**Source excerpt:**
begin

The pitch that Kluber relied heavily on against Detroit was his signature sinker. He threw 42-percent sinkers, in fact, which was a noticeable increase over his season average (30.6) heading into the outing. Kluber featured fewer four-seamers and changeups, and was in relatively the same usage range with his cutter and curve.
In short, it was a pitch distribution closer to what we saw with peak Kluber.
“I think the biggest thing was fastball command,” Kluber said. “I was a little more down in the zone than I have been the last few times out. It probably was the difference.”
Here is how Detroit fared vs. Kluber’s pitches…
Sinker: 1-for-10 with five strikeouts and one home run
Cutter: 0-for-5 with two strikeouts
Curve: 0-for-5 with three strikeouts
Four-searmer: 1-for-4 with a single
The pitch that stood out to me was a 2-2 curveball to Nick Castellanos that tailed way out of the strike zone in the fifth inning. The Tigers third baseman was fooled badly and chased the breaking pitch with a feeble swing.
Here is where the pitch (No. 5) was located:
Here is what the swing looked like:
I mean, that’s not even fair.
Now, following Kluber’s first three starts, it was pretty well-documented (here included) that he was displaying diminished velocity compared to previous years. It’s only fair to point out that the pitcher’s velo was up roughly 1 mph on his cutter, curve and change, when compared to his season averages. The fastballs (sinker/four-seam) were right around the same as they have been all season.
What’s important on the velocity topic is this: When things are going wrong, we’re going to search for potential reasons why, and Kluber’s drop in pitch speed was one thing that stood out. An outing like Saturday in Detroit shows, however, that Kluber has the arsenal to be an overpowering pitcher.
THIRD: Let it be known: Lindor is ridiculous in the field.
This is not breaking news, of course, but the Indians’ talented young shortstop made a pair of breathtaking plays in the win over Detroit. He made a diving catch up the middle in the fifth to snag an Andrew Romine chopper that was brilliant, but it almost felt like a routine play given what we’ve seen over the past year.

end

**Exercise tasks:**
**1)** Can you return the passage of the Kluber article word for word, beginning at the words "The pitch that Kluber" and stopping after "with peak Kluber."?
**2)** Can you continue the Kluber article from the point where it stops?
None of the material is needed for this work.

**Available data:**
begin

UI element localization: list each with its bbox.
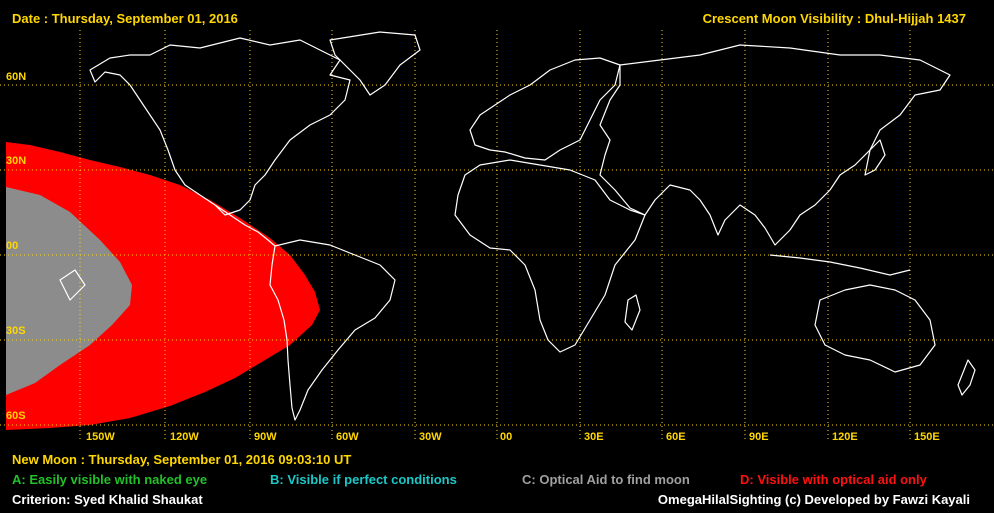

end

**Results:**
**1)**
The pitch that Kluber relied heavily on against Detroit was his signature sinker. He threw 42-percent sinkers, in fact, which was a noticeable increase over his season average (30.6) heading into the outing. Kluber featured fewer four-seamers and changeups, and was in relatively the same usage range with his cutter and curve.
In short, it was a pitch distribution closer to what we saw with peak Kluber.

**2)**
Now, the play he made in the seventh? Wow.
Miguel Cabrera smoked an 0-1 pitch to the left side of the infield, where it hit the dirt right in front of Lindor. The shortstop didn’t have time to think, or pick a direction to move. What he did was shuffle back a step before quickly raising his glove — perhaps for the sake of protection as much as wanting to snare the baseball.
“He put his glove out,” Gomes said. “If not, it’s going to hit him right in the stomach.”
The baseball found its way into Lindor’s glove and the shortstop tumbled over into the outfield grass.
“It doesn’t surprise me,” Tigers manager Brad Ausmus said. “If anyone’s going to knock someone over, it’d be Miggy. He hits the ball hard. The ball comes off his bat with a little more acceleration than most.”
This one had a 106.6 mph exit velocity.
“I just threw the glove and it got me,” Lindor said. “I tried to get up as fast as I could. I fell and the only thing I saw when I looked up were my toes, the white part of my cleats. I was like, ‘Uh oh!’ So, I got up and threw the ball.”
Lindor’s throw beat Cabrera to first base by a step.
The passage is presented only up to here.